From the entries that follow, pick out all lines holding "Discharge".
══════════════════════════════
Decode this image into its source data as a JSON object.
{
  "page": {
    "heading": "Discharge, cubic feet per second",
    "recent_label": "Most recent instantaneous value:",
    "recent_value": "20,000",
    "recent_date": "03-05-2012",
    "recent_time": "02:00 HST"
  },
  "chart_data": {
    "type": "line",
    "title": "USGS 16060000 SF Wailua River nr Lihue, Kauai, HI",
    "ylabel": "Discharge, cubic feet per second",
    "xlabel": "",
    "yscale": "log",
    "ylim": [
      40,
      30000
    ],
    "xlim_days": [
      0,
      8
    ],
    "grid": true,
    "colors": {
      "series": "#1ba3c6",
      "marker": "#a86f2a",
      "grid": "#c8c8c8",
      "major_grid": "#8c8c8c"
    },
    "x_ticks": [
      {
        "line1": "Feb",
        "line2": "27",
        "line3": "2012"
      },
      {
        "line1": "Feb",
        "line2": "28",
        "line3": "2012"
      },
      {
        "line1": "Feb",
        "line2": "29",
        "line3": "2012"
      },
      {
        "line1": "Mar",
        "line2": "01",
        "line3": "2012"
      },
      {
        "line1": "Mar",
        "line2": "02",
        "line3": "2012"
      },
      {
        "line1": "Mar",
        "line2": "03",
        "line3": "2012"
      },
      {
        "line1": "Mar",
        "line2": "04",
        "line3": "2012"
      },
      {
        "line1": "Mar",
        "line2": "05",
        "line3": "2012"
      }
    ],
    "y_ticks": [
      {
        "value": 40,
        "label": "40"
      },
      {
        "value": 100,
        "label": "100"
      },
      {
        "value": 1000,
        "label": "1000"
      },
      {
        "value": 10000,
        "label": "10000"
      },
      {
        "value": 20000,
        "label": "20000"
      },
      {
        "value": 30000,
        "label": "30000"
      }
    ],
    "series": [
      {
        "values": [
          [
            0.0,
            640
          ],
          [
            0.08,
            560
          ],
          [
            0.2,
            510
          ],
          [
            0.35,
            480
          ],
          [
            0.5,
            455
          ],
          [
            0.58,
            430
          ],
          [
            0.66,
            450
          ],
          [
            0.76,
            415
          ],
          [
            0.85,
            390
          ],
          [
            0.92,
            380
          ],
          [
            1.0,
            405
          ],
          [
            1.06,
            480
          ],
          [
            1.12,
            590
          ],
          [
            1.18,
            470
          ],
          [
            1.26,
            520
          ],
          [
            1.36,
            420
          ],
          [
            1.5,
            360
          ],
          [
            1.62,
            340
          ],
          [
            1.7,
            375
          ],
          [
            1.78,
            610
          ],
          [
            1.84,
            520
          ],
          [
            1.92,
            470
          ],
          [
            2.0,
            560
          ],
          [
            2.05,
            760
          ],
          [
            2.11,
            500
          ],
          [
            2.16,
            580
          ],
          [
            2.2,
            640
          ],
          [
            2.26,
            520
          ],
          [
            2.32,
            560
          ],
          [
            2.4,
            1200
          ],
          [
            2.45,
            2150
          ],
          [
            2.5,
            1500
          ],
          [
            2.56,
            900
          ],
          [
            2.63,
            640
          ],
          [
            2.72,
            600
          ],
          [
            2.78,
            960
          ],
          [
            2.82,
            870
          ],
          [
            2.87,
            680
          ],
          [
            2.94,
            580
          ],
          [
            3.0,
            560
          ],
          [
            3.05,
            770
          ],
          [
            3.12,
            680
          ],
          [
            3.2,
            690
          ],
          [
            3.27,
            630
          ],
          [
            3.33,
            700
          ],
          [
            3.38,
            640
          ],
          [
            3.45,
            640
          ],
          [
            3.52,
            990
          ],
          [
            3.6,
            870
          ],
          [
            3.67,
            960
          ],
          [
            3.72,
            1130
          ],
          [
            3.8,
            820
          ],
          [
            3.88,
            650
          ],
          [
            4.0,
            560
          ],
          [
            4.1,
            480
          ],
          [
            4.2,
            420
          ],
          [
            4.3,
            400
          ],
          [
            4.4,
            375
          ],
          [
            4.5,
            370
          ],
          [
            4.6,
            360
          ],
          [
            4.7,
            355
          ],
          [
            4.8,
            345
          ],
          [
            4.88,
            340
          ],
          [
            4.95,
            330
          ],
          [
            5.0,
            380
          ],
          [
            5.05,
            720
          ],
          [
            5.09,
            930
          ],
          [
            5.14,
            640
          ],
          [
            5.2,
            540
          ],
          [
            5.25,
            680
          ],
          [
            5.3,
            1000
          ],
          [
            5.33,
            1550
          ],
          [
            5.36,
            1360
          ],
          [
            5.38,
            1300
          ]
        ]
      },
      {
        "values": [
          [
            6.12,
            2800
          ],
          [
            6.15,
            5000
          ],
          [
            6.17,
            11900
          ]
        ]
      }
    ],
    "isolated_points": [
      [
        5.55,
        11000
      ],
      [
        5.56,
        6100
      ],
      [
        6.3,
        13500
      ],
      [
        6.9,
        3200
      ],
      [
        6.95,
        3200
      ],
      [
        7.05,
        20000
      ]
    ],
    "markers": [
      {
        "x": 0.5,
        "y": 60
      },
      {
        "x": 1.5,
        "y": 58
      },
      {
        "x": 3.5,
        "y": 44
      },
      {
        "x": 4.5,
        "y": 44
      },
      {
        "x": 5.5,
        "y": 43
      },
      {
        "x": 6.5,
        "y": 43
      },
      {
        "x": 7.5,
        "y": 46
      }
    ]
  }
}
══════════════════════════════
OUTPUT FOR THIS TASK:
    "heading": "Discharge, cubic feet per second",
    "ylabel": "Discharge, cubic feet per second",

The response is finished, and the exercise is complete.